Required actions:
1 – In the commit log below, condense the paragraph beginning "This patch (as well as the following two)" into a short bulleted list that keeps its main facts.
2 – Supply the next part of the commit log below, starting after its final sentence.

Text excerpt:
====================

Port of 0.8.50 acl-ms-posixacl patch to 2.5 · 14183fd4

Theodore Y. Ts'o authored Oct 30, 2002

This patch (as well as the previous one) implements core ACL support
which is needed for XFS as well as ext2/3 ACL support. It causes umask
handling to be skilled for inodes that contain POSIX acl's, so that the
original mode information can be passed down to the low-level fs code,
which will take care of handling the umask.

14183fd4

Port of 0.8.50 acl patch to 2.5 · 762b1b86

Theodore Y. Ts'o authored Oct 30, 2002

This patch (as well as the following two) implements core ACL support.
This set of convenience functions is used by the ext2/3 filesystem,
and may be useful to other filesystems that wish to use "struct posix_acl"
as their internal representation of acl's. User mode tools which
support this interface may be found at http://acl.bestbits.at

762b1b86

Port of (bugfixed) 0.8.50 xattr-ext2 to 2.5 (w/ hch cleanups. mbcache API) · 8603affb

Theodore Y. Ts'o authored Oct 30, 2002

This patch adds extended attribute support to the ext2 filesystem. This
uses the generic extended attribute patch which was developed by Andreas
Gruenbacher and the XFS team. As a result, the user space utilities
which work for XFS will also work with these patches.

====================

Provided information:

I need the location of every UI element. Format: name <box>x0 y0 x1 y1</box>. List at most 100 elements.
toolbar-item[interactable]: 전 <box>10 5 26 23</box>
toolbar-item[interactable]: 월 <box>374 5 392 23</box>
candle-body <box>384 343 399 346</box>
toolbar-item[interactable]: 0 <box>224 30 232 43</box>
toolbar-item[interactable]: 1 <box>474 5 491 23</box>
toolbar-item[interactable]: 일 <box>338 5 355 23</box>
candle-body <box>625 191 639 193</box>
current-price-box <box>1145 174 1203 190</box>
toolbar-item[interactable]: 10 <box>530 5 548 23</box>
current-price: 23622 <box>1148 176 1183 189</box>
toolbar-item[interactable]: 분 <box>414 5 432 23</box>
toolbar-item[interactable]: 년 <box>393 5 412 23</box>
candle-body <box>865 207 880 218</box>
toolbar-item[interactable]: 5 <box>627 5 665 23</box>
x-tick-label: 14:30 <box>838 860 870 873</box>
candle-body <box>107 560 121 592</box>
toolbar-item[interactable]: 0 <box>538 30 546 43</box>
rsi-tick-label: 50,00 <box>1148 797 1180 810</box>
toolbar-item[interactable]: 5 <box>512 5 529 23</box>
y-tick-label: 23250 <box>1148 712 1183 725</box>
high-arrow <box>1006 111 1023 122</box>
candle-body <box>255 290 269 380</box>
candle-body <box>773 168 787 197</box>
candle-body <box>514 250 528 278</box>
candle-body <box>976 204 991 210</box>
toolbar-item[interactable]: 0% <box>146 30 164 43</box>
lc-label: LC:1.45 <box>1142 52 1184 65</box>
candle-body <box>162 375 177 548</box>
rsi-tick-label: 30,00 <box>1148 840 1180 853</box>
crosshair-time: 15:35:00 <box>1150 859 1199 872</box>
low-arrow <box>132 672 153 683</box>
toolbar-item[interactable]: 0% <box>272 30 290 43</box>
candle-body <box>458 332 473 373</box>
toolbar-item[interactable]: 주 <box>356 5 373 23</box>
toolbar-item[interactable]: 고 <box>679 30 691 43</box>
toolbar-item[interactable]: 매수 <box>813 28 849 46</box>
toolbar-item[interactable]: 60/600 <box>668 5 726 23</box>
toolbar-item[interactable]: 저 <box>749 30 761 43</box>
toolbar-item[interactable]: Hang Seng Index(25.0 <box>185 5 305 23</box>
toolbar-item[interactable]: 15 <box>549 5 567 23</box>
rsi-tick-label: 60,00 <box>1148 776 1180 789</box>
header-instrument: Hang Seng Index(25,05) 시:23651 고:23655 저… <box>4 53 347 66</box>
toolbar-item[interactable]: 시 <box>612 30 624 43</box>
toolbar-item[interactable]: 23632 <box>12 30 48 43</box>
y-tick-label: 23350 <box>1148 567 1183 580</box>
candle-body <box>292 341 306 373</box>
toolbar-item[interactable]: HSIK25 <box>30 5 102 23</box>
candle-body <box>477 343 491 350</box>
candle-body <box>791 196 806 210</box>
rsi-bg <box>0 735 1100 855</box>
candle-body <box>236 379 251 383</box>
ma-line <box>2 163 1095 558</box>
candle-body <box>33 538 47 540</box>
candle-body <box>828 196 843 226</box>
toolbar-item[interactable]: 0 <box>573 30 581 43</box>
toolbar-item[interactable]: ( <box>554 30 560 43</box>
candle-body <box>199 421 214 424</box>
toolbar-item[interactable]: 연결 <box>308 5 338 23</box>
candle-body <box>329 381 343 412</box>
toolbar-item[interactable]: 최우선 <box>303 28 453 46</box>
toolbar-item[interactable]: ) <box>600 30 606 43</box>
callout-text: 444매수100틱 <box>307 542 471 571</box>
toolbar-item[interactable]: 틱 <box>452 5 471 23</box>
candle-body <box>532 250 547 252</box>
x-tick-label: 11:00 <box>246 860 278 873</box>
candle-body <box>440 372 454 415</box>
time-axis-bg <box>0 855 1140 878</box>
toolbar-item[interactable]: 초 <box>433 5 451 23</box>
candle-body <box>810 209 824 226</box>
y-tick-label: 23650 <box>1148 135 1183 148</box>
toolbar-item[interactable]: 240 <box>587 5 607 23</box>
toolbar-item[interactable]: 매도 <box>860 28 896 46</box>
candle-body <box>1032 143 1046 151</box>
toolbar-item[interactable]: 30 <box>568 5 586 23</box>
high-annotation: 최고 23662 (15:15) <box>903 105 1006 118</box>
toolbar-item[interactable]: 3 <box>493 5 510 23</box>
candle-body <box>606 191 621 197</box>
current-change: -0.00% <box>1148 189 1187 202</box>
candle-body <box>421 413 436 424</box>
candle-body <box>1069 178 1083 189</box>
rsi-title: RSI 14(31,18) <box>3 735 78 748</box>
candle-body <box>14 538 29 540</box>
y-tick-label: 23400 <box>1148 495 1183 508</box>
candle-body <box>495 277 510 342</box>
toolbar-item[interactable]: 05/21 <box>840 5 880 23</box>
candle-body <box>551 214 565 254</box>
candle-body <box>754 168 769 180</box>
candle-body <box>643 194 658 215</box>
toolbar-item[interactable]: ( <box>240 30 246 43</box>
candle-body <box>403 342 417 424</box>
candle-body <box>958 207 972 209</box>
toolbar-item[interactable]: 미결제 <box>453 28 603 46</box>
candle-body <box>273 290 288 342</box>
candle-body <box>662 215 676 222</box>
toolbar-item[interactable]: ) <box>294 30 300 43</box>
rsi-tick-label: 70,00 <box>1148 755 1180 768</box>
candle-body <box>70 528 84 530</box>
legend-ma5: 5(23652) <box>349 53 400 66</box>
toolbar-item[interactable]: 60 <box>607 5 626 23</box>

====================

In response:
1 –
- Along with the two patches that follow it, this patch implements core ACL support.
- It provides a set of convenience functions used by the ext2/3 filesystem.
- Other filesystems that want "struct posix_acl" as their internal representation of ACLs may also find these functions useful.
- User mode tools that support this interface are available at http://acl.bestbits.at

2 –
8603affb

Port of (bugfixed) 0.8.50 xattr-ext3 to 2.5 (w/ hch cleanups. mbcache API) · f7cfad91

Theodore Y. Ts'o authored Oct 30, 2002

This patch adds extended attribute support to the ext3 filesystem. This
uses the generic extended attribute patch which was developed by Andreas
Gruenbacher and the XFS team. As a result, the user space utilities
which work for XFS will also work with these patches.

f7cfad91

Port of the 0.8.50 xattr-mbcache patch to 2.5. (Shrinker API, hch cleanups) · 7cbc2add

Theodore Y. Ts'o authored Oct 30, 2002

(now uses struct block_device * to index devices, and uses hash.h for hash function)

This patch creates a meta block cache which is utilized by the ext3 and
ext2 extended attribute patch (patches 2 and 3, respectively).  This
cache allows directory blocks to be indexed by multiple keys.  In the
case of the extended attribute patches, it is used to look up blocks by
both the block number and by the hash of the extended attributes.  This
is extremely important to allow the sharing of acl's when stored as
extended attributes.  Otherwise every single file would require its own,
separate, one block overhead to store then ACL, even though there might
be a large number of files that have the same ACL.

7cbc2add

Ext2/3 forward compatibility: inode size · 216114b9

Theodore Y. Ts'o authored Oct 30, 2002

This patch allows filesystems with expanded inodes to be mounted.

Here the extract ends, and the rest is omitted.